Records from a dataset:
- - - - - - -

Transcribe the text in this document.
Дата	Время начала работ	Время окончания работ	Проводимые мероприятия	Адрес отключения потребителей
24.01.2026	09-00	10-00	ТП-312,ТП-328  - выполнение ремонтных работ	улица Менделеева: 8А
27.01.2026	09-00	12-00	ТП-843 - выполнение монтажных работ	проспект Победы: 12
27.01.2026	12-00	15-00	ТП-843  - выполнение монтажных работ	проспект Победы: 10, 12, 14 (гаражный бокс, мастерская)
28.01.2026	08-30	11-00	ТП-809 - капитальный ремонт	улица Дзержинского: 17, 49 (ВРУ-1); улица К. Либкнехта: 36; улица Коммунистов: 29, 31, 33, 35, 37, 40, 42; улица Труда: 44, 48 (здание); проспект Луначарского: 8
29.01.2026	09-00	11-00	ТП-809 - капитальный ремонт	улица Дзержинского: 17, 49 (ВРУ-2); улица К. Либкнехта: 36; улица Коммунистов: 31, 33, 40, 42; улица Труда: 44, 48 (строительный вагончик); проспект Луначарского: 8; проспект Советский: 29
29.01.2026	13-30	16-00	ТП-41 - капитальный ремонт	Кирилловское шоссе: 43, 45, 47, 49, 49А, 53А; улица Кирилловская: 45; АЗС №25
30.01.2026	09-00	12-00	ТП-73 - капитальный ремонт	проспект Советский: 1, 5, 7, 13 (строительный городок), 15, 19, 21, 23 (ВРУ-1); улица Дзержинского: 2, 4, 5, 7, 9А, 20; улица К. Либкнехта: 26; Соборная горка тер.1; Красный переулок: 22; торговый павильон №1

- - - - - - -

Pick out the lines containing the string "улица" and show them.

24.01.2026	09-00	10-00	ТП-312,ТП-328  - выполнение ремонтных работ	улица Менделеева: 8А
28.01.2026	08-30	11-00	ТП-809 - капитальный ремонт	улица Дзержинского: 17, 49 (ВРУ-1); улица К. Либкнехта: 36; улица Коммунистов: 29, 31, 33, 35, 37, 40, 42; улица Труда: 44, 48 (здание); проспект Луначарского: 8
29.01.2026	09-00	11-00	ТП-809 - капитальный ремонт	улица Дзержинского: 17, 49 (ВРУ-2); улица К. Либкнехта: 36; улица Коммунистов: 31, 33, 40, 42; улица Труда: 44, 48 (строительный вагончик); проспект Луначарского: 8; проспект Советский: 29
29.01.2026	13-30	16-00	ТП-41 - капитальный ремонт	Кирилловское шоссе: 43, 45, 47, 49, 49А, 53А; улица Кирилловская: 45; АЗС №25
30.01.2026	09-00	12-00	ТП-73 - капитальный ремонт	проспект Советский: 1, 5, 7, 13 (строительный городок), 15, 19, 21, 23 (ВРУ-1); улица Дзержинского: 2, 4, 5, 7, 9А, 20; улица К. Либкнехта: 26; Соборная горка тер.1; Красный переулок: 22; торговый павильон №1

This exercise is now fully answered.